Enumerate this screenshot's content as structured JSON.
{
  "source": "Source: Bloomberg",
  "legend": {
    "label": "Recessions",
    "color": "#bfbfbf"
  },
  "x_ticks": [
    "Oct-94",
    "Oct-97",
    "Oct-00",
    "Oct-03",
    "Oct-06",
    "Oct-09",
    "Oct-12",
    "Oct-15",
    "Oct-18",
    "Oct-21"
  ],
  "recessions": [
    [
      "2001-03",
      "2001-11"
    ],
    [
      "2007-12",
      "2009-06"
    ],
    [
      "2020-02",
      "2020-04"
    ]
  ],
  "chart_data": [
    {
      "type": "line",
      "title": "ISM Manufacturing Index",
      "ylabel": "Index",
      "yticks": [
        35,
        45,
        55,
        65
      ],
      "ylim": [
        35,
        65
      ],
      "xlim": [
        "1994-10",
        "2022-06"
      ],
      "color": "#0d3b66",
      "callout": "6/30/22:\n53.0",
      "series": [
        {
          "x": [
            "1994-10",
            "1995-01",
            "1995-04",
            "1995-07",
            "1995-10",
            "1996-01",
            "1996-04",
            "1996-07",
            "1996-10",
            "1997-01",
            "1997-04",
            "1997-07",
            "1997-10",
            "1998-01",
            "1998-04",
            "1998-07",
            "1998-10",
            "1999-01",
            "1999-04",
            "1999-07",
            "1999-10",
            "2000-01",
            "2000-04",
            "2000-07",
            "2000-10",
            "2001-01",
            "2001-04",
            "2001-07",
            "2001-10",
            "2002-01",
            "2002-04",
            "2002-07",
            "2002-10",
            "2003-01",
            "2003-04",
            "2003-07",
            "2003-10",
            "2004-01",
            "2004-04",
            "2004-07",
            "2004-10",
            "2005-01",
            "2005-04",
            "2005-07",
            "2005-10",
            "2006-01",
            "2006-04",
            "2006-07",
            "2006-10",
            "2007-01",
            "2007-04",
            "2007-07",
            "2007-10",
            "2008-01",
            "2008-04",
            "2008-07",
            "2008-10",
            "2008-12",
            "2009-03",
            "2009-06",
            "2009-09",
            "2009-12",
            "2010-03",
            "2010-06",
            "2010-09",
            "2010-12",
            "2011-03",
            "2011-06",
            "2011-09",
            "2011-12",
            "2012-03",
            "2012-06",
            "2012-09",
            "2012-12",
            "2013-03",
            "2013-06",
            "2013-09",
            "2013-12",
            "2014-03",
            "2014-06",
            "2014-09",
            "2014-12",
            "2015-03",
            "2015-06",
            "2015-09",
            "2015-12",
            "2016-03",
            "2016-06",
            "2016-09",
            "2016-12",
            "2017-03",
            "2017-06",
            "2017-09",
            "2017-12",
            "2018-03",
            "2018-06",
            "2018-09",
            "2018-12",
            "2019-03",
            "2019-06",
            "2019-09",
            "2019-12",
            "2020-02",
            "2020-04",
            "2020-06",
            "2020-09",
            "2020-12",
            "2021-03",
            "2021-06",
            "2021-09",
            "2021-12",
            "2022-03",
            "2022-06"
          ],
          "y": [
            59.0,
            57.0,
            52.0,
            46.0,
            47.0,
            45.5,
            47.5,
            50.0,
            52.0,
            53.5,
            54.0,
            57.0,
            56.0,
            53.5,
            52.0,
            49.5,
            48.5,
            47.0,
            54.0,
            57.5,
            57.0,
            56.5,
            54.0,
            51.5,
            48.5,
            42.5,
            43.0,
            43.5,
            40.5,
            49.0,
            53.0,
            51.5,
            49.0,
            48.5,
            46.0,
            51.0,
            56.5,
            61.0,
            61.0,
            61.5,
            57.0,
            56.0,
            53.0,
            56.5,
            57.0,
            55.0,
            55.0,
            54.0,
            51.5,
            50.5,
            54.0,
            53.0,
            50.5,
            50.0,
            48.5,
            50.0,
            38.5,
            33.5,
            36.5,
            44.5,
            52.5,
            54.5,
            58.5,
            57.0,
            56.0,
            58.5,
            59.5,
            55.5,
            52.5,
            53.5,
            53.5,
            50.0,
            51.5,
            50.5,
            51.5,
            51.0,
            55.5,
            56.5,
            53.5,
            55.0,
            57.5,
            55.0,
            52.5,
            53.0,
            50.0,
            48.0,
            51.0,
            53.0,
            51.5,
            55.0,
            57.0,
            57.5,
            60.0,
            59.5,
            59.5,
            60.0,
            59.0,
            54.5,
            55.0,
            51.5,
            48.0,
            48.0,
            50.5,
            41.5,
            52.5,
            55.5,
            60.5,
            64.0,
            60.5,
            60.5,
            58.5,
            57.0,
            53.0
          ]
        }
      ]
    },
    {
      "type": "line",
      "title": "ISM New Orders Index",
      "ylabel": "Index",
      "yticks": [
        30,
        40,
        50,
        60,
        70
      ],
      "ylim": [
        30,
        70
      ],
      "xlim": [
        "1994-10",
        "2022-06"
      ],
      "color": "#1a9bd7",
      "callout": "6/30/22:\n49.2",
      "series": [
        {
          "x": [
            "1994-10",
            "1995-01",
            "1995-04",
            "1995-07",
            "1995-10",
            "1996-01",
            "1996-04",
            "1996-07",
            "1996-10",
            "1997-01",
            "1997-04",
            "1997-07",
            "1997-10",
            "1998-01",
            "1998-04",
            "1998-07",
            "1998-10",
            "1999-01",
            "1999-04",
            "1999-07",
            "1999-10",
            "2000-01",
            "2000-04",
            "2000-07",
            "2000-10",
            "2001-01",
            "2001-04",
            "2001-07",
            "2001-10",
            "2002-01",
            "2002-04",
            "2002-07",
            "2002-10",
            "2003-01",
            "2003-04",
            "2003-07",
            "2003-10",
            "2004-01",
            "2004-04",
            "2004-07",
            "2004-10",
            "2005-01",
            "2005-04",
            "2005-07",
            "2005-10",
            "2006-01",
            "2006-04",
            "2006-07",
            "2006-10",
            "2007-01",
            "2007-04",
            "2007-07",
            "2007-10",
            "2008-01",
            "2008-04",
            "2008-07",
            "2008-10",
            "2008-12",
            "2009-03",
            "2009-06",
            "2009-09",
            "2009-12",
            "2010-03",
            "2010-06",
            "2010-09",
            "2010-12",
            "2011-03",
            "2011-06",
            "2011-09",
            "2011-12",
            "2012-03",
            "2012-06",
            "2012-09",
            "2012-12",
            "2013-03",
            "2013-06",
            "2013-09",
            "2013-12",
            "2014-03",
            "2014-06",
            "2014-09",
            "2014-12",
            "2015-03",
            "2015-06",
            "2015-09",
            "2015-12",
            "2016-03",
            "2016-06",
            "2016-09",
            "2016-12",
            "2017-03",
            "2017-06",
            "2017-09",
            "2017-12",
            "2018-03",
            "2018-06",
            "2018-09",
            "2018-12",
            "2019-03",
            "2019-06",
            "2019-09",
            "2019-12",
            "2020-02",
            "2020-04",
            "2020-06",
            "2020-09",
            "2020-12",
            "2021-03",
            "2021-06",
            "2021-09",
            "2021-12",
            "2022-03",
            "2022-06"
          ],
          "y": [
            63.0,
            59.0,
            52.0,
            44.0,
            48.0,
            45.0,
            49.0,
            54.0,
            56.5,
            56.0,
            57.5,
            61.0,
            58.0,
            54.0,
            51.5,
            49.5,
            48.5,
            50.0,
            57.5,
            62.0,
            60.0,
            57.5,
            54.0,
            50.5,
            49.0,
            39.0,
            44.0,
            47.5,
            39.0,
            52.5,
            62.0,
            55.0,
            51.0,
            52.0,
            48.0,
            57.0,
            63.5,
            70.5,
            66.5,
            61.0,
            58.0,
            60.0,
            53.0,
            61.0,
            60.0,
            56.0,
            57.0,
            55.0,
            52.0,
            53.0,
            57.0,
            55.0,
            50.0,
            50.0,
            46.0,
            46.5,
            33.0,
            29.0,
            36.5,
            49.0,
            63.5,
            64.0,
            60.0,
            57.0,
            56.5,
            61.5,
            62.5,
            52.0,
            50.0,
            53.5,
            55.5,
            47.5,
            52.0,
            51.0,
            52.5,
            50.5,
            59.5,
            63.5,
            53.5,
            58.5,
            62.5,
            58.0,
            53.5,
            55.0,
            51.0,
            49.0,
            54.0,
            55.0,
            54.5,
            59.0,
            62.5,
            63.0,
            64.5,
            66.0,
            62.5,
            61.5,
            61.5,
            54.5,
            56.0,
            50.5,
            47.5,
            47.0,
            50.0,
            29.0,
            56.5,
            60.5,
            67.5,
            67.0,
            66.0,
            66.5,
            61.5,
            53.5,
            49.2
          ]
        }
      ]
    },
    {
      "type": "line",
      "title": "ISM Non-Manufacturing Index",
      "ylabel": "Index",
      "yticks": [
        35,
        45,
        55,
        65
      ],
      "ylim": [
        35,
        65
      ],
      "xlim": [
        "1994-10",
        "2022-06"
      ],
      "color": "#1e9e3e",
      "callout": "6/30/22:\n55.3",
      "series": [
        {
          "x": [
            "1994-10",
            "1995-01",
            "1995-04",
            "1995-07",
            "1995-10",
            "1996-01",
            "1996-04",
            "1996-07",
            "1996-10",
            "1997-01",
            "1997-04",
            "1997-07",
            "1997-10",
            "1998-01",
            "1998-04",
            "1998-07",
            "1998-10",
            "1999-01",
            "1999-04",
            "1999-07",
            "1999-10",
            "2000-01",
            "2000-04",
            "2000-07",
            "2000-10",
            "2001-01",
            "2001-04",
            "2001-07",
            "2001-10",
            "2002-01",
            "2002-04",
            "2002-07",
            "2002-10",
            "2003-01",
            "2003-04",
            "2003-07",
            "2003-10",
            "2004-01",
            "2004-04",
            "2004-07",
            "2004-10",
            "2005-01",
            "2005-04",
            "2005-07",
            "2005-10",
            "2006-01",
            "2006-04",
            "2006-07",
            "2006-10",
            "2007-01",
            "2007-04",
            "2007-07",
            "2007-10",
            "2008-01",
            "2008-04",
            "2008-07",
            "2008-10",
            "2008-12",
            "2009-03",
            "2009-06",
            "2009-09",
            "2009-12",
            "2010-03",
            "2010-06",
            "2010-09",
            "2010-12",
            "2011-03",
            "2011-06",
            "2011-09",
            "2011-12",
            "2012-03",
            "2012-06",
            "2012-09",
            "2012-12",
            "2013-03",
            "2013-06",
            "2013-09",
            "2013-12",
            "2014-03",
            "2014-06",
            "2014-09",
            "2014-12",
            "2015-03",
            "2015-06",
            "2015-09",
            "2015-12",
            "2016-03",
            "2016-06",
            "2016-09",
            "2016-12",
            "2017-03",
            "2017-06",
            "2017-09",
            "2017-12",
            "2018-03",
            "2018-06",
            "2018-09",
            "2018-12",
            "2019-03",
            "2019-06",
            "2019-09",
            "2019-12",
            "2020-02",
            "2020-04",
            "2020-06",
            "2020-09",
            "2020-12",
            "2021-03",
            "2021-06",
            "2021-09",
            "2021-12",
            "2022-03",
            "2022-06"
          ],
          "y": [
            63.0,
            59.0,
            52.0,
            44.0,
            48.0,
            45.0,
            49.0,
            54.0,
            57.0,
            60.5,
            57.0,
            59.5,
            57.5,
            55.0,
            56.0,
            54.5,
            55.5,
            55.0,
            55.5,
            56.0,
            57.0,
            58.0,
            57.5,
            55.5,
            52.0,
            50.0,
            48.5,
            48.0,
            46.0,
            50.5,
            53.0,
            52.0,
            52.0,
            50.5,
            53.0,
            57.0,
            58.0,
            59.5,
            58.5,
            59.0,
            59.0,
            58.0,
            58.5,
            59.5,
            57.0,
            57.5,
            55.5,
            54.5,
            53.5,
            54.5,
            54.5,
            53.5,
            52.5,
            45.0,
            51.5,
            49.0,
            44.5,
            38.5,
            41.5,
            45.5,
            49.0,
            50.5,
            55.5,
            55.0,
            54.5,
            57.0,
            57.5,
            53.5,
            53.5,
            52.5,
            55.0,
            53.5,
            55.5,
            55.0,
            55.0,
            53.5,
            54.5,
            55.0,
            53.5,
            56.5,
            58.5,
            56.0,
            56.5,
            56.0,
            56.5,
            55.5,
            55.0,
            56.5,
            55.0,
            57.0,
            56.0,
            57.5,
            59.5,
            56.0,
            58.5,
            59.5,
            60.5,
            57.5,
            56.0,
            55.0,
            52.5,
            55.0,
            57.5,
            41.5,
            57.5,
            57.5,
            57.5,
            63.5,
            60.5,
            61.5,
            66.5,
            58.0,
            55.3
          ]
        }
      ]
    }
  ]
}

▸ EXERCISE GOAL:
Across the material above, count every line holding "color" and write down only the number.

▸ ANSWER TO THE EXERCISE:
4